> [EXERCISE PASSAGE]:
William Hyde Wollaston  (; 6 August 1766 – 22 December 1828) was an English chemist and physicist who is famous for discovering the chemical elements palladium and rhodium. He also developed a way to process platinum ore into malleable ingots.

Life

He was born in East Dereham in Norfolk, the son of the Francis Wollaston (1737–1815), a noted amateur astronomer, and his wife Althea Hyde. He was one of 17 children, but the family was financially well-off and he enjoyed an intellectually stimulating environment. He was educated privately (and remotely) at Charterhouse School from 1774 to 1778 then studied Sciences at Gonville and Caius College, Cambridge. In 1793 he obtained his doctorate (MD) in medicine from Cambridge University, and was a Fellow of his college from 1787 to 1828.

He worked as a physician in Huntingdon from 1789 then moved to Bury St Edmunds before moving to London in 1797. During his studies, Wollaston had become interested in chemistry, crystallography, metallurgy and physics. In 1800, after he had received a large sum of money from one of his older brothers, he left medicine. He concentrated on pursuing his interests in chemistry and other subjects outside his trained vocation.

He was elected a Fellow of the Royal Society in 1793, where he became an influential member. He served as its president in 1820. In 1822 he was elected a Foreign Honorary Member of the American Academy of Arts and Sciences.

Wollaston died in London 28 December 1828 and was buried in St Nicholas's Churchyard in Chislehurst, England.

Work
After having established a partnership with Smithson Tennant in 1800 in order to produce and sell chemical products, Wollaston became wealthy by developing the first physico-chemical method for processing platinum ore in practical quantities. He held the details of the process secret until near his death and made huge profits for about 20 years by being the only supplier in England of the product which had many of the same qualities as gold, but was much cheaper.

Chemical analysis related to the process of purifying platinum led Wollaston to discover the elements palladium (symbol Pd) in 1802 and rhodium (symbol Rh) in 1804.

Anders Gustav Ekeberg discovered tantalum in 1802; however, Wollaston declared it was identical with niobium (then known as columbium). Later Heinrich Rose proved in 1846 that columbium and tantalum were indeed different elements and he renamed columbium "niobium". (Niobium and tantalum, being in the same periodic group, are chemically similar.)

The mineral wollastonite was later named after Wollaston for his contributions to crystallography and mineral analysis.

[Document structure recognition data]
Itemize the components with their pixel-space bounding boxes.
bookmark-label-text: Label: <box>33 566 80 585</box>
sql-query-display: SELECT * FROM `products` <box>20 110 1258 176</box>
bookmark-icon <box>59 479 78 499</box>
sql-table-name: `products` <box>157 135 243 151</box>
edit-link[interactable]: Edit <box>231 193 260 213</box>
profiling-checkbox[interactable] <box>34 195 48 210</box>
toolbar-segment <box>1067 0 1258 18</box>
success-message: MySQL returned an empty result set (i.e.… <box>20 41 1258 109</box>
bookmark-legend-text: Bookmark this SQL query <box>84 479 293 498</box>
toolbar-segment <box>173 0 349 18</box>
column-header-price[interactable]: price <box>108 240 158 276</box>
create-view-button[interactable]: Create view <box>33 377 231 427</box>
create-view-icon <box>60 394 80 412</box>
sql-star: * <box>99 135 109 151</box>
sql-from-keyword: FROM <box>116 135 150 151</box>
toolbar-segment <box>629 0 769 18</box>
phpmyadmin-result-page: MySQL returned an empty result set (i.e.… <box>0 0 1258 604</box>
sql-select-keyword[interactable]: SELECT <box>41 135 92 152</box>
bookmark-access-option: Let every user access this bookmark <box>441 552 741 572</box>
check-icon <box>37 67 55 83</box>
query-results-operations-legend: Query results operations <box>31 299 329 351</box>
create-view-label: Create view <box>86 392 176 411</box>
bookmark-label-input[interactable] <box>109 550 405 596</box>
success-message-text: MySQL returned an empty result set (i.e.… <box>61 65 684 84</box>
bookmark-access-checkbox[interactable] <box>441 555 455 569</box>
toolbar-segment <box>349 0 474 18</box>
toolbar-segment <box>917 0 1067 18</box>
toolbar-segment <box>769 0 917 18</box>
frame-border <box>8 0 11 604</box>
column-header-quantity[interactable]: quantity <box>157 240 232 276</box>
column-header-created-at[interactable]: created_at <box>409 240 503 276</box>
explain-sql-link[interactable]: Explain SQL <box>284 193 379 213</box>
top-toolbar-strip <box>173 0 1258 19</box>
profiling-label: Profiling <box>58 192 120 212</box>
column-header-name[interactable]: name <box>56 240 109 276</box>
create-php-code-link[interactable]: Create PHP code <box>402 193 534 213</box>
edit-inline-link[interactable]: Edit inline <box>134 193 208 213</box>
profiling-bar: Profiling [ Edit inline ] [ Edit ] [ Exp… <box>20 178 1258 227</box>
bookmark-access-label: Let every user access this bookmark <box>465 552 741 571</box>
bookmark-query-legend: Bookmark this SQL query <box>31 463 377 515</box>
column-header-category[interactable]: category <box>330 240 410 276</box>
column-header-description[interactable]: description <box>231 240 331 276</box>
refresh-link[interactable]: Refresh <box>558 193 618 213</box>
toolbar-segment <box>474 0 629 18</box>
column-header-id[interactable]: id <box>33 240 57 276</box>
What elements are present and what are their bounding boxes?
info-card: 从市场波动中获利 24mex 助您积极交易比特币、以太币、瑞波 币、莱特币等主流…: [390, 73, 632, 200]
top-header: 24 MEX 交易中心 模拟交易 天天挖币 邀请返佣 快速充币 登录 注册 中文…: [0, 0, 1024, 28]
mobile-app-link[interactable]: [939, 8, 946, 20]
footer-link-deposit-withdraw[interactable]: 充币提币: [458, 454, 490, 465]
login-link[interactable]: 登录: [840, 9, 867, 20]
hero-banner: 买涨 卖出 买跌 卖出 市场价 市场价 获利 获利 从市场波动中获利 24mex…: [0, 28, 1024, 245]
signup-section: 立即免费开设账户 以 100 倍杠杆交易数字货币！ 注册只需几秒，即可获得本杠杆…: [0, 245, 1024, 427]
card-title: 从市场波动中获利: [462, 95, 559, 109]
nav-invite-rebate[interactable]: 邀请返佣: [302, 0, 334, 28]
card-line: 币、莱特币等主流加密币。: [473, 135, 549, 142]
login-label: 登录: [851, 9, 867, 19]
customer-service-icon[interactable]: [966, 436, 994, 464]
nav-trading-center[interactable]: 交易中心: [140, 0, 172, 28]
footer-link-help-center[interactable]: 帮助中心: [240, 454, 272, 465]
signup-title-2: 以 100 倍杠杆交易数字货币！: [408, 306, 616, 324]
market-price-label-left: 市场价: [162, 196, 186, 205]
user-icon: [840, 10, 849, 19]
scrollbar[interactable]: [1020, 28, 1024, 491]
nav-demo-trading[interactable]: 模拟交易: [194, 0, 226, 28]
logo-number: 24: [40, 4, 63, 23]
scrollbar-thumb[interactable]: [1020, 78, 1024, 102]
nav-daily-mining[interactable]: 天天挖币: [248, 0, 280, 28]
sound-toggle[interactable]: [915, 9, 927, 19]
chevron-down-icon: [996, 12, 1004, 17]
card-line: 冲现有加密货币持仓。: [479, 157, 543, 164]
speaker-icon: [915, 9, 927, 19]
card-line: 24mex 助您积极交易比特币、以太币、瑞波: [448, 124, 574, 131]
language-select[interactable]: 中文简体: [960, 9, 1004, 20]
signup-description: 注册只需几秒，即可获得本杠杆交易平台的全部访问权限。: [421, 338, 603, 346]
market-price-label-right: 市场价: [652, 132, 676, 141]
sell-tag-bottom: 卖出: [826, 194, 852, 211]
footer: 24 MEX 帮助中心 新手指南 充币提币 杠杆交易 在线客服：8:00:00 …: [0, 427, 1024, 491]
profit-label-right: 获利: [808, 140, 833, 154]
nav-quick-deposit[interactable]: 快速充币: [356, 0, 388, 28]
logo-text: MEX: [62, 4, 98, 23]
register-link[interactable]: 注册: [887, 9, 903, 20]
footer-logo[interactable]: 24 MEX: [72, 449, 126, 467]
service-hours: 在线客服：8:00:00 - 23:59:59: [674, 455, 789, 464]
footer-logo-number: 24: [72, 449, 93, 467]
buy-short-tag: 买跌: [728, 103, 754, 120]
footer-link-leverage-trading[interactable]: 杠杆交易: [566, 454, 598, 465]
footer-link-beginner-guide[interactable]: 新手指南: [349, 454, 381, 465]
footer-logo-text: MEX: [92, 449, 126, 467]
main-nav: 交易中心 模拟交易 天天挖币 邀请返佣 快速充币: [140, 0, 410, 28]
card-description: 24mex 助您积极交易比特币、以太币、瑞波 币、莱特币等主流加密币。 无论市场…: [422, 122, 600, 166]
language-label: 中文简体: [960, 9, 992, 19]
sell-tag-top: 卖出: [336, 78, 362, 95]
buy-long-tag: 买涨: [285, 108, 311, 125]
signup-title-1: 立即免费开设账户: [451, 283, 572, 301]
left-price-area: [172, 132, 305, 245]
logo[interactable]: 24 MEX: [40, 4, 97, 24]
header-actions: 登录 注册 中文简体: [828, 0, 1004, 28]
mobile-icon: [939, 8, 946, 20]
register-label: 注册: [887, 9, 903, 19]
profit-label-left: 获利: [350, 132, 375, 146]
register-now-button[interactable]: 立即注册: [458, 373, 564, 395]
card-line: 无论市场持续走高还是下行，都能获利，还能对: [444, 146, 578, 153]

> [INSTRUCTIONS FOR THE TASK]:
Answer these questions from the passage on William Hyde Wollaston:
(a) At which school was Wollaston educated from 1774 to 1778?
(b) In what year did he serve as president of the Royal Society?
(c) Which element did Anders Gustav Ekeberg discover in 1802?

> [ANSWER SECTION]:
(a) Charterhouse School
(b) 1820
(c) Tantalum